[What the task requires] Write out all of the records below word for word, leaving out the pictures.

[The records]

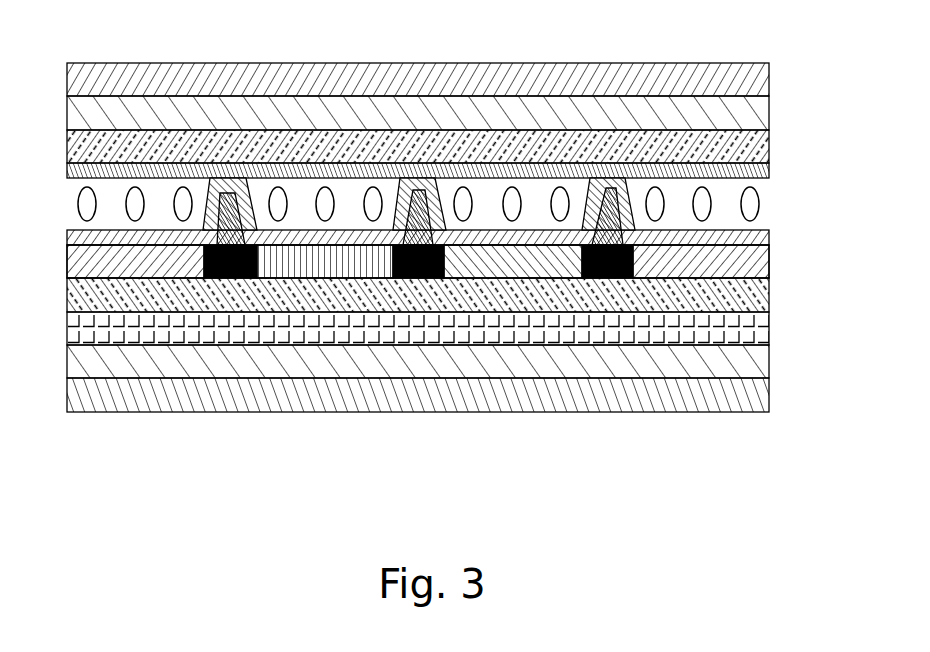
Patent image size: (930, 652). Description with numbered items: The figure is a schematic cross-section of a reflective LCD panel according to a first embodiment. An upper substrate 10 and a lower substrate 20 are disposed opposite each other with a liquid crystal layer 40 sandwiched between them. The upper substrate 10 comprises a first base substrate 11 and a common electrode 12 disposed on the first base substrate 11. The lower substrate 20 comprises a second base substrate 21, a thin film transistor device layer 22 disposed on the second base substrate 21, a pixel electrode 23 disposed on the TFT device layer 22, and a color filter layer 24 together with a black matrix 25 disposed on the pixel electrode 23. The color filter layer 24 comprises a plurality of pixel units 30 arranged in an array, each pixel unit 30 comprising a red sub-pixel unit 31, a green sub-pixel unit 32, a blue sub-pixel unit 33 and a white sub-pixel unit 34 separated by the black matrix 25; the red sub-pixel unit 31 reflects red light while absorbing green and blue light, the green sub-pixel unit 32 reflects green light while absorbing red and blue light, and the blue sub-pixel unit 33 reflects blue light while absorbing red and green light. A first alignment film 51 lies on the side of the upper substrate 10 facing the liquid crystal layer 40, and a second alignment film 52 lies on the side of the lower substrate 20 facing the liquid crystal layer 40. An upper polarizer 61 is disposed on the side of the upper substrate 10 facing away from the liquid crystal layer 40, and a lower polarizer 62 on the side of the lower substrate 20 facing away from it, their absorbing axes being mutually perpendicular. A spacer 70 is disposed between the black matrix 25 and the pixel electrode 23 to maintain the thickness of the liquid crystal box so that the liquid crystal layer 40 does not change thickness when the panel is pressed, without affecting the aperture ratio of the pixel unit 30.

The upper substrate 10 is at (425, 125).
The first base substrate 11 is at (737, 115).
The common electrode 12 is at (737, 150).
The lower substrate 20 is at (422, 386).
The second base substrate 21 is at (738, 367).
The thin film transistor device layer 22 is at (738, 333).
The pixel electrode 23 is at (738, 300).
The color filter layer 24 is at (448, 386).
The black matrix 25 is at (232, 278).
The pixel unit 30 is at (418, 388).
The red sub-pixel unit 31 is at (128, 265).
The green sub-pixel unit 32 is at (320, 278).
The blue sub-pixel unit 33 is at (513, 263).
The white sub-pixel unit 34 is at (701, 362).
The liquid crystal layer 40 is at (80, 206).
The first alignment film 51 is at (760, 175).
The second alignment film 52 is at (740, 242).
The upper polarizer 61 is at (737, 85).
The lower polarizer 62 is at (738, 400).
The spacer 70 is at (240, 200).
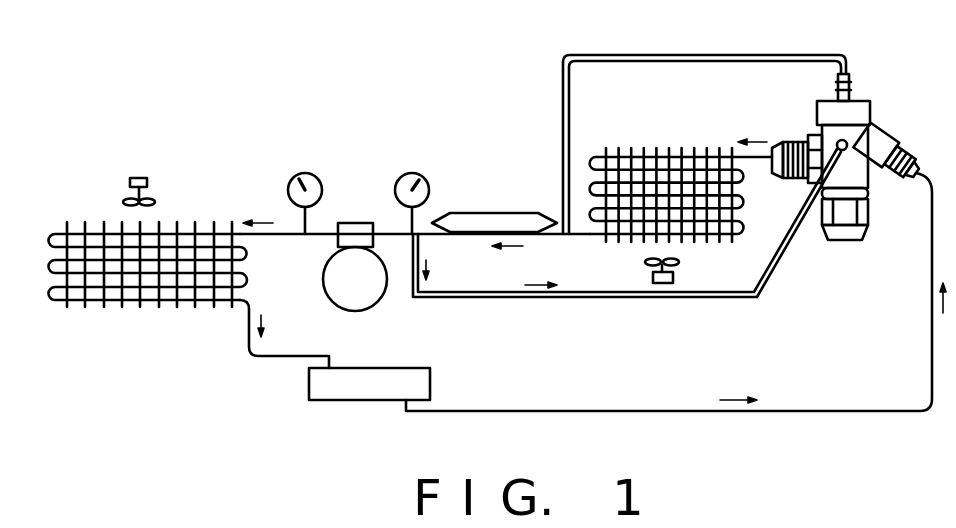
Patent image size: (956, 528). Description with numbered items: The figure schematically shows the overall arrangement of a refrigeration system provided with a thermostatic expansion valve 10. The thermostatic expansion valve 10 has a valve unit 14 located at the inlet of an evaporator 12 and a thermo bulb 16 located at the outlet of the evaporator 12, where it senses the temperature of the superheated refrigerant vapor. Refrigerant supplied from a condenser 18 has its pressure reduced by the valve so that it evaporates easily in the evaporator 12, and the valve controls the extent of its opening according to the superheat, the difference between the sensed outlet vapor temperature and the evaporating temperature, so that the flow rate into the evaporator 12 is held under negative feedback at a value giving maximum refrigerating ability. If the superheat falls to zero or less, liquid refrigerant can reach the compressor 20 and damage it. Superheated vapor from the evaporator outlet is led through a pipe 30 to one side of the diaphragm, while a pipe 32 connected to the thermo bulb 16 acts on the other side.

The thermostatic expansion valve 10 is at (886, 116).
The evaporator 12 is at (623, 143).
The valve unit 14 is at (822, 233).
The thermo bulb 16 is at (497, 213).
The condenser 18 is at (130, 310).
The compressor 20 is at (373, 303).
The pipe 30 is at (540, 298).
The pipe 32 is at (778, 54).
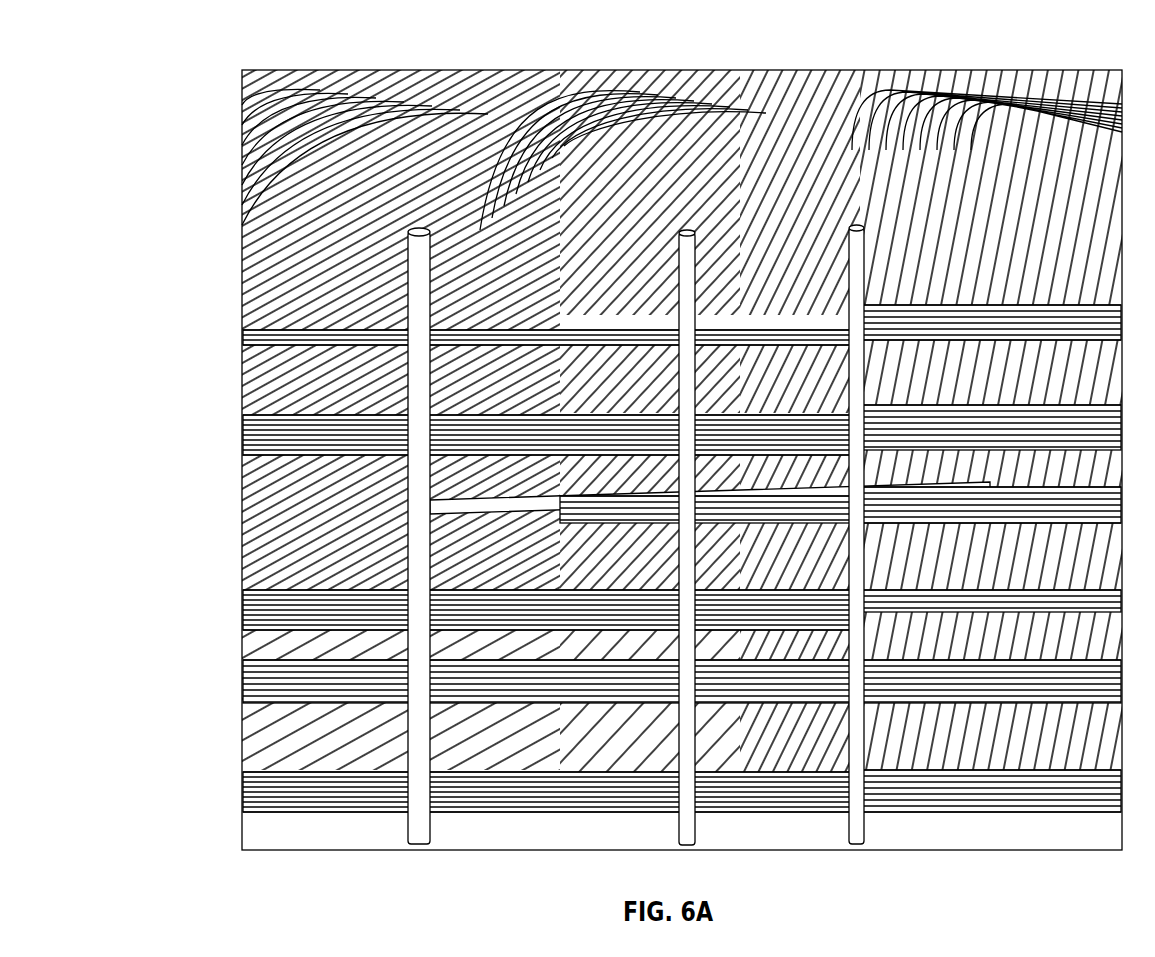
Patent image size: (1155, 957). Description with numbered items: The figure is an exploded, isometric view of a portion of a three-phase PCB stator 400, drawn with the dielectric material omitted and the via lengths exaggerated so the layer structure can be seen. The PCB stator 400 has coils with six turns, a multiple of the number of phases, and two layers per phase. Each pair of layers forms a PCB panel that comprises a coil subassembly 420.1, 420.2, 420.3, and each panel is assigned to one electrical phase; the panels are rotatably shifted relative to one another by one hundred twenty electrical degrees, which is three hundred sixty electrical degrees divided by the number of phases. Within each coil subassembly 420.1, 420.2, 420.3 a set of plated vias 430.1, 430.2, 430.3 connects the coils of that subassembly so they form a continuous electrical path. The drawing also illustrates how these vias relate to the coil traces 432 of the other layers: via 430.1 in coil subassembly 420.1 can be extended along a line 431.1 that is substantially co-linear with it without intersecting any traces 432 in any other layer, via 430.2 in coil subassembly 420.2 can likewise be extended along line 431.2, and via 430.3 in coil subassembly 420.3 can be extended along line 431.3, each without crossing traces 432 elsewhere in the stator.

[Solution to the problem]
Patent image size: (930, 652). Description with numbered items: The figure is a schematic cross-section of a reflective LCD panel according to a first embodiment. An upper substrate 10 and a lower substrate 20 are disposed opposite each other with a liquid crystal layer 40 sandwiched between them. The upper substrate 10 comprises a first base substrate 11 and a common electrode 12 disposed on the first base substrate 11. The lower substrate 20 comprises a second base substrate 21, a thin film transistor device layer 22 disposed on the second base substrate 21, a pixel electrode 23 disposed on the TFT device layer 22, and a color filter layer 24 together with a black matrix 25 disposed on the pixel electrode 23. The color filter layer 24 comprises a plurality of pixel units 30 arranged in an array, each pixel unit 30 comprising a red sub-pixel unit 31, a green sub-pixel unit 32, a blue sub-pixel unit 33 and a white sub-pixel unit 34 separated by the black matrix 25; the red sub-pixel unit 31 reflects red light while absorbing green and blue light, the green sub-pixel unit 32 reflects green light while absorbing red and blue light, and the blue sub-pixel unit 33 reflects blue light while absorbing red and green light. A first alignment film 51 lies on the side of the upper substrate 10 facing the liquid crystal layer 40, and a second alignment film 52 lies on the side of the lower substrate 20 facing the liquid crystal layer 40. An upper polarizer 61 is disposed on the side of the upper substrate 10 facing away from the liquid crystal layer 40, and a lower polarizer 62 on the side of the lower substrate 20 facing away from it, their absorbing axes being mutually perpendicular. A spacer 70 is disposed between the black matrix 25 and the pixel electrode 23 to maintain the thickness of the liquid crystal box so that the liquid crystal layer 40 does not change thickness when the panel is pressed, without affecting the aperture ratio of the pixel unit 30.

The upper substrate 10 is at (425, 125).
The first base substrate 11 is at (737, 115).
The common electrode 12 is at (737, 150).
The lower substrate 20 is at (422, 386).
The second base substrate 21 is at (738, 367).
The thin film transistor device layer 22 is at (738, 333).
The pixel electrode 23 is at (738, 300).
The color filter layer 24 is at (448, 386).
The black matrix 25 is at (232, 278).
The pixel unit 30 is at (418, 388).
The red sub-pixel unit 31 is at (128, 265).
The green sub-pixel unit 32 is at (320, 278).
The blue sub-pixel unit 33 is at (513, 263).
The white sub-pixel unit 34 is at (701, 362).
The liquid crystal layer 40 is at (80, 206).
The first alignment film 51 is at (760, 175).
The second alignment film 52 is at (740, 242).
The upper polarizer 61 is at (737, 85).
The lower polarizer 62 is at (738, 400).
The spacer 70 is at (240, 200).
Patent image size: (956, 528). Description with numbered items: The figure schematically shows the overall arrangement of a refrigeration system provided with a thermostatic expansion valve 10. The thermostatic expansion valve 10 has a valve unit 14 located at the inlet of an evaporator 12 and a thermo bulb 16 located at the outlet of the evaporator 12, where it senses the temperature of the superheated refrigerant vapor. Refrigerant supplied from a condenser 18 has its pressure reduced by the valve so that it evaporates easily in the evaporator 12, and the valve controls the extent of its opening according to the superheat, the difference between the sensed outlet vapor temperature and the evaporating temperature, so that the flow rate into the evaporator 12 is held under negative feedback at a value giving maximum refrigerating ability. If the superheat falls to zero or less, liquid refrigerant can reach the compressor 20 and damage it. Superheated vapor from the evaporator outlet is led through a pipe 30 to one side of the diaphragm, while a pipe 32 connected to the thermo bulb 16 acts on the other side.

The thermostatic expansion valve 10 is at (886, 116).
The evaporator 12 is at (623, 143).
The valve unit 14 is at (822, 233).
The thermo bulb 16 is at (497, 213).
The condenser 18 is at (130, 310).
The compressor 20 is at (373, 303).
The pipe 30 is at (540, 298).
The pipe 32 is at (778, 54).
Patent image size: (1155, 957). Description with numbered items: The figure is an exploded, isometric view of a portion of a three-phase PCB stator 400, drawn with the dielectric material omitted and the via lengths exaggerated so the layer structure can be seen. The PCB stator 400 has coils with six turns, a multiple of the number of phases, and two layers per phase. Each pair of layers forms a PCB panel that comprises a coil subassembly 420.1, 420.2, 420.3, and each panel is assigned to one electrical phase; the panels are rotatably shifted relative to one another by one hundred twenty electrical degrees, which is three hundred sixty electrical degrees divided by the number of phases. Within each coil subassembly 420.1, 420.2, 420.3 a set of plated vias 430.1, 430.2, 430.3 connects the coils of that subassembly so they form a continuous electrical path. The drawing also illustrates how these vias relate to the coil traces 432 of the other layers: via 430.1 in coil subassembly 420.1 can be extended along a line 431.1 that is substantially co-linear with it without intersecting any traces 432 in any other layer, via 430.2 in coil subassembly 420.2 can likewise be extended along line 431.2, and via 430.3 in coil subassembly 420.3 can be extended along line 431.3, each without crossing traces 432 elsewhere in the stator.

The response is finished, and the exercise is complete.